Input records:
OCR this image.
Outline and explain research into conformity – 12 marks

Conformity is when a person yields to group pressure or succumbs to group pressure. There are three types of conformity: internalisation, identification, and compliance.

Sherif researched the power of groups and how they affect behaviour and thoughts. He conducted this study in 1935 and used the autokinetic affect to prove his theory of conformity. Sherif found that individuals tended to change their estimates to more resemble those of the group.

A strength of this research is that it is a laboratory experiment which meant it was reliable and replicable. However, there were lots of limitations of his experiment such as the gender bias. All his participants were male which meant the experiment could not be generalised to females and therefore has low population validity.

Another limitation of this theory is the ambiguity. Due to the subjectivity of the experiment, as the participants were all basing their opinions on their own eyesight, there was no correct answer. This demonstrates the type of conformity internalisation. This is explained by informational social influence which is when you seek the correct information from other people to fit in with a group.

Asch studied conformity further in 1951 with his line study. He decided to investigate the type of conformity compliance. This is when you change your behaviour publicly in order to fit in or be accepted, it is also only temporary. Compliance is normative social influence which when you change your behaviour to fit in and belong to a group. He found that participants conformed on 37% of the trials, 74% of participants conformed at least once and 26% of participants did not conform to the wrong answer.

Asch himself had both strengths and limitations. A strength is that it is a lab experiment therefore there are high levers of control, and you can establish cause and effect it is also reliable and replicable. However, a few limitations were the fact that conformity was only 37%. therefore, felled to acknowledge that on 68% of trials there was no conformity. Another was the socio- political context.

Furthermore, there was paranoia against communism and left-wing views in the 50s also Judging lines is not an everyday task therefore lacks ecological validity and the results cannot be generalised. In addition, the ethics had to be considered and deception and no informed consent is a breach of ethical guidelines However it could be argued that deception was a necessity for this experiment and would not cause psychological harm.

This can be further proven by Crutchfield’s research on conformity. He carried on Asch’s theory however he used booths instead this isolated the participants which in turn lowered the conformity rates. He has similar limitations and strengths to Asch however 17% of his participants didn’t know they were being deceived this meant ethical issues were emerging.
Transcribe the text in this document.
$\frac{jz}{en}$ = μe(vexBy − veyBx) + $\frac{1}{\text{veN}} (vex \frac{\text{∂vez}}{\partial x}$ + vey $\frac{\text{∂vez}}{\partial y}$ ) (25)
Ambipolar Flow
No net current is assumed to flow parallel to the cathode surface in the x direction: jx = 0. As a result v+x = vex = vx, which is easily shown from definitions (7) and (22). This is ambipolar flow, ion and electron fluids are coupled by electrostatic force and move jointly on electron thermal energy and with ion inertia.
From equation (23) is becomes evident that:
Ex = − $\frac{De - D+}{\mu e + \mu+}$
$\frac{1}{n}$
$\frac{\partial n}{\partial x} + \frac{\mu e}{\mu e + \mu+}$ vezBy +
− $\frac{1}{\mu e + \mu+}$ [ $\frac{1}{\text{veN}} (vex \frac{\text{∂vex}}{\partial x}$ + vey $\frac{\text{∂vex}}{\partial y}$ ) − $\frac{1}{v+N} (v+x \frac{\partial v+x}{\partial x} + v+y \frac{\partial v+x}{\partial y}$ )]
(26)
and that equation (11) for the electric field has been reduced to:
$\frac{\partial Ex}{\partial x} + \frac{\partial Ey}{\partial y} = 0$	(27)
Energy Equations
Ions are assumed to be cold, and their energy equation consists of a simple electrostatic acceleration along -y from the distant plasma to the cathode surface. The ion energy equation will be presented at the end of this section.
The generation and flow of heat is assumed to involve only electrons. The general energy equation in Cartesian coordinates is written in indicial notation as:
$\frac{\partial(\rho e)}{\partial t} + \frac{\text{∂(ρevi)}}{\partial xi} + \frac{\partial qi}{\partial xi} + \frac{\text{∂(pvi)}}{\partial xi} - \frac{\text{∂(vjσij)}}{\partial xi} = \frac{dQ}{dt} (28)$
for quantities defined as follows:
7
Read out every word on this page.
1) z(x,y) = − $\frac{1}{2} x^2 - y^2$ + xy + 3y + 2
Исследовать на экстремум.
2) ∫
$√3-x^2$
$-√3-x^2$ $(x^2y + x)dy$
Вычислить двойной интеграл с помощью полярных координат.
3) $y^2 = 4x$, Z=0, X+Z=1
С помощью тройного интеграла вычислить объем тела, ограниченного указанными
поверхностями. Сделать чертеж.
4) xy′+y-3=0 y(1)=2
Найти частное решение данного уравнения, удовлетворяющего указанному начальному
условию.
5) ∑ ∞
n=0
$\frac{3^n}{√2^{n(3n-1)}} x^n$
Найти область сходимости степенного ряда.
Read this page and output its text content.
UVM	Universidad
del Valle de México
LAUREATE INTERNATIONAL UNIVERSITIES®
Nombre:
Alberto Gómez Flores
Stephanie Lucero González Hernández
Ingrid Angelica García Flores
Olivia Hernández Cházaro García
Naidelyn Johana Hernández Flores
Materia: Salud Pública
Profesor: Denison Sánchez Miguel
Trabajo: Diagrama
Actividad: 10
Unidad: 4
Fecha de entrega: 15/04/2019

Problem statement:
Repeat the preceding lines exactly, please, every one of them.

Solution for this problem:
OCR this image.
Outline and explain research into conformity – 12 marks

Conformity is when a person yields to group pressure or succumbs to group pressure. There are three types of conformity: internalisation, identification, and compliance.

Sherif researched the power of groups and how they affect behaviour and thoughts. He conducted this study in 1935 and used the autokinetic affect to prove his theory of conformity. Sherif found that individuals tended to change their estimates to more resemble those of the group.

A strength of this research is that it is a laboratory experiment which meant it was reliable and replicable. However, there were lots of limitations of his experiment such as the gender bias. All his participants were male which meant the experiment could not be generalised to females and therefore has low population validity.

Another limitation of this theory is the ambiguity. Due to the subjectivity of the experiment, as the participants were all basing their opinions on their own eyesight, there was no correct answer. This demonstrates the type of conformity internalisation. This is explained by informational social influence which is when you seek the correct information from other people to fit in with a group.

Asch studied conformity further in 1951 with his line study. He decided to investigate the type of conformity compliance. This is when you change your behaviour publicly in order to fit in or be accepted, it is also only temporary. Compliance is normative social influence which when you change your behaviour to fit in and belong to a group. He found that participants conformed on 37% of the trials, 74% of participants conformed at least once and 26% of participants did not conform to the wrong answer.

Asch himself had both strengths and limitations. A strength is that it is a lab experiment therefore there are high levers of control, and you can establish cause and effect it is also reliable and replicable. However, a few limitations were the fact that conformity was only 37%. therefore, felled to acknowledge that on 68% of trials there was no conformity. Another was the socio- political context.

Furthermore, there was paranoia against communism and left-wing views in the 50s also Judging lines is not an everyday task therefore lacks ecological validity and the results cannot be generalised. In addition, the ethics had to be considered and deception and no informed consent is a breach of ethical guidelines However it could be argued that deception was a necessity for this experiment and would not cause psychological harm.

This can be further proven by Crutchfield’s research on conformity. He carried on Asch’s theory however he used booths instead this isolated the participants which in turn lowered the conformity rates. He has similar limitations and strengths to Asch however 17% of his participants didn’t know they were being deceived this meant ethical issues were emerging.
Transcribe the text in this document.
$\frac{jz}{en}$ = μe(vexBy − veyBx) + $\frac{1}{\text{veN}} (vex \frac{\text{∂vez}}{\partial x}$ + vey $\frac{\text{∂vez}}{\partial y}$ ) (25)
Ambipolar Flow
No net current is assumed to flow parallel to the cathode surface in the x direction: jx = 0. As a result v+x = vex = vx, which is easily shown from definitions (7) and (22). This is ambipolar flow, ion and electron fluids are coupled by electrostatic force and move jointly on electron thermal energy and with ion inertia.
From equation (23) is becomes evident that:
Ex = − $\frac{De - D+}{\mu e + \mu+}$
$\frac{1}{n}$
$\frac{\partial n}{\partial x} + \frac{\mu e}{\mu e + \mu+}$ vezBy +
− $\frac{1}{\mu e + \mu+}$ [ $\frac{1}{\text{veN}} (vex \frac{\text{∂vex}}{\partial x}$ + vey $\frac{\text{∂vex}}{\partial y}$ ) − $\frac{1}{v+N} (v+x \frac{\partial v+x}{\partial x} + v+y \frac{\partial v+x}{\partial y}$ )]
(26)
and that equation (11) for the electric field has been reduced to:
$\frac{\partial Ex}{\partial x} + \frac{\partial Ey}{\partial y} = 0$	(27)
Energy Equations
Ions are assumed to be cold, and their energy equation consists of a simple electrostatic acceleration along -y from the distant plasma to the cathode surface. The ion energy equation will be presented at the end of this section.
The generation and flow of heat is assumed to involve only electrons. The general energy equation in Cartesian coordinates is written in indicial notation as:
$\frac{\partial(\rho e)}{\partial t} + \frac{\text{∂(ρevi)}}{\partial xi} + \frac{\partial qi}{\partial xi} + \frac{\text{∂(pvi)}}{\partial xi} - \frac{\text{∂(vjσij)}}{\partial xi} = \frac{dQ}{dt} (28)$
for quantities defined as follows:
7
Read out every word on this page.
1) z(x,y) = − $\frac{1}{2} x^2 - y^2$ + xy + 3y + 2
Исследовать на экстремум.
2) ∫
$√3-x^2$
$-√3-x^2$ $(x^2y + x)dy$
Вычислить двойной интеграл с помощью полярных координат.
3) $y^2 = 4x$, Z=0, X+Z=1
С помощью тройного интеграла вычислить объем тела, ограниченного указанными
поверхностями. Сделать чертеж.
4) xy′+y-3=0 y(1)=2
Найти частное решение данного уравнения, удовлетворяющего указанному начальному
условию.
5) ∑ ∞
n=0
$\frac{3^n}{√2^{n(3n-1)}} x^n$
Найти область сходимости степенного ряда.
Read this page and output its text content.
UVM	Universidad
del Valle de México
LAUREATE INTERNATIONAL UNIVERSITIES®
Nombre:
Alberto Gómez Flores
Stephanie Lucero González Hernández
Ingrid Angelica García Flores
Olivia Hernández Cházaro García
Naidelyn Johana Hernández Flores
Materia: Salud Pública
Profesor: Denison Sánchez Miguel
Trabajo: Diagrama
Actividad: 10
Unidad: 4
Fecha de entrega: 15/04/2019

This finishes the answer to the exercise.